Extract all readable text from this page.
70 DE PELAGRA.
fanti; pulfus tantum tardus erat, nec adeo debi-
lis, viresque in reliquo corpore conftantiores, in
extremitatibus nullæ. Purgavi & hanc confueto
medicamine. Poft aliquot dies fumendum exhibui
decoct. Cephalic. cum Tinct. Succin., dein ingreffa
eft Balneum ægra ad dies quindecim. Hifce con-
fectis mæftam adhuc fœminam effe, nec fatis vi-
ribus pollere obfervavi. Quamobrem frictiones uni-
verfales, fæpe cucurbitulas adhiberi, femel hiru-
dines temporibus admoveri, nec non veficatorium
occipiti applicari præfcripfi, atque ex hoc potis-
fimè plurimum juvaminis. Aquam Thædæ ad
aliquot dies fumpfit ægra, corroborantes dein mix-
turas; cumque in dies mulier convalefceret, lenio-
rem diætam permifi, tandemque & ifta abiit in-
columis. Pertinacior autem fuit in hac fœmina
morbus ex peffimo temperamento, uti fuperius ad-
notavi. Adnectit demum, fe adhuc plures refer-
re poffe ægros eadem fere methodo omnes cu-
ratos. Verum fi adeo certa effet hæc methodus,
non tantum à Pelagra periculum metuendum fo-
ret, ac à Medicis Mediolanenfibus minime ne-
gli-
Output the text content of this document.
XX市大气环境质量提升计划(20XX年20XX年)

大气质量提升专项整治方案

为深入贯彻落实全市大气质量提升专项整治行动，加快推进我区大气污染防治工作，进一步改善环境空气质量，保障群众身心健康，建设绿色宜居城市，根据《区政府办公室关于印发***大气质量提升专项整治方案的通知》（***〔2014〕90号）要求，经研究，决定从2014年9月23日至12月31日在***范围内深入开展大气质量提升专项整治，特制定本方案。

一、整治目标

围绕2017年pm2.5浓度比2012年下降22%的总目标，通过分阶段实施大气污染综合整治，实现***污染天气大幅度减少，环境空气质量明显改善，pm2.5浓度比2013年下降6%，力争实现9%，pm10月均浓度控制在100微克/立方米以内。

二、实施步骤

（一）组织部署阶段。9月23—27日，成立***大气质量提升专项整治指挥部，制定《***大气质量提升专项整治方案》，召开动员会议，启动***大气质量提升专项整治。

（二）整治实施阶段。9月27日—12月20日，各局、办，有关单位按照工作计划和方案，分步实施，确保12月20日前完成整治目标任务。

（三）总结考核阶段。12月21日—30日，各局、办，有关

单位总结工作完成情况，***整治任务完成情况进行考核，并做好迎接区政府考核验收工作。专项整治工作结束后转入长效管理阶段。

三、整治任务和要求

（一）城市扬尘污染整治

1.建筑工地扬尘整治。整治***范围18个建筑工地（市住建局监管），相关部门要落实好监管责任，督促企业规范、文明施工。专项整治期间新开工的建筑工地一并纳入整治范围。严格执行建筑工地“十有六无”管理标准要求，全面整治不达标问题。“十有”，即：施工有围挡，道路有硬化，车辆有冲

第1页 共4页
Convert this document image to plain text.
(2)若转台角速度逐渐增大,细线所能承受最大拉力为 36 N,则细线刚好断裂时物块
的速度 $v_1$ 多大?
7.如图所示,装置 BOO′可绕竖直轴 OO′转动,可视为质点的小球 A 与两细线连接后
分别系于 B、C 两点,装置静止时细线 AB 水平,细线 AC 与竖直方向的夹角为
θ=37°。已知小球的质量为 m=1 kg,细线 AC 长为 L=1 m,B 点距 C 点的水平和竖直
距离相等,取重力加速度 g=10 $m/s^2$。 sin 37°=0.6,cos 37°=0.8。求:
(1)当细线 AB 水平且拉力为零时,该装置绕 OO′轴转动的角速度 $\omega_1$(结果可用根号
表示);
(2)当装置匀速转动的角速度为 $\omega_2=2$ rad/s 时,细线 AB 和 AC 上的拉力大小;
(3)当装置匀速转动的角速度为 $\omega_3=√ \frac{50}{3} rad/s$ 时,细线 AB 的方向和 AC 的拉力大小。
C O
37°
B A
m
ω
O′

_ _ _

▶ _THE PROBLEM_: Set down nothing but the lines from the one with "Convert this document image to plain text." through the end of the records, keeping each line exactly as written and including both ends.

▶ _IN RESPONSE_:
Convert this document image to plain text.
(2)若转台角速度逐渐增大,细线所能承受最大拉力为 36 N,则细线刚好断裂时物块
的速度 $v_1$ 多大?
7.如图所示,装置 BOO′可绕竖直轴 OO′转动,可视为质点的小球 A 与两细线连接后
分别系于 B、C 两点,装置静止时细线 AB 水平,细线 AC 与竖直方向的夹角为
θ=37°。已知小球的质量为 m=1 kg,细线 AC 长为 L=1 m,B 点距 C 点的水平和竖直
距离相等,取重力加速度 g=10 $m/s^2$。 sin 37°=0.6,cos 37°=0.8。求:
(1)当细线 AB 水平且拉力为零时,该装置绕 OO′轴转动的角速度 $\omega_1$(结果可用根号
表示);
(2)当装置匀速转动的角速度为 $\omega_2=2$ rad/s 时,细线 AB 和 AC 上的拉力大小;
(3)当装置匀速转动的角速度为 $\omega_3=√ \frac{50}{3} rad/s$ 时,细线 AB 的方向和 AC 的拉力大小。
C O
37°
B A
m
ω
O′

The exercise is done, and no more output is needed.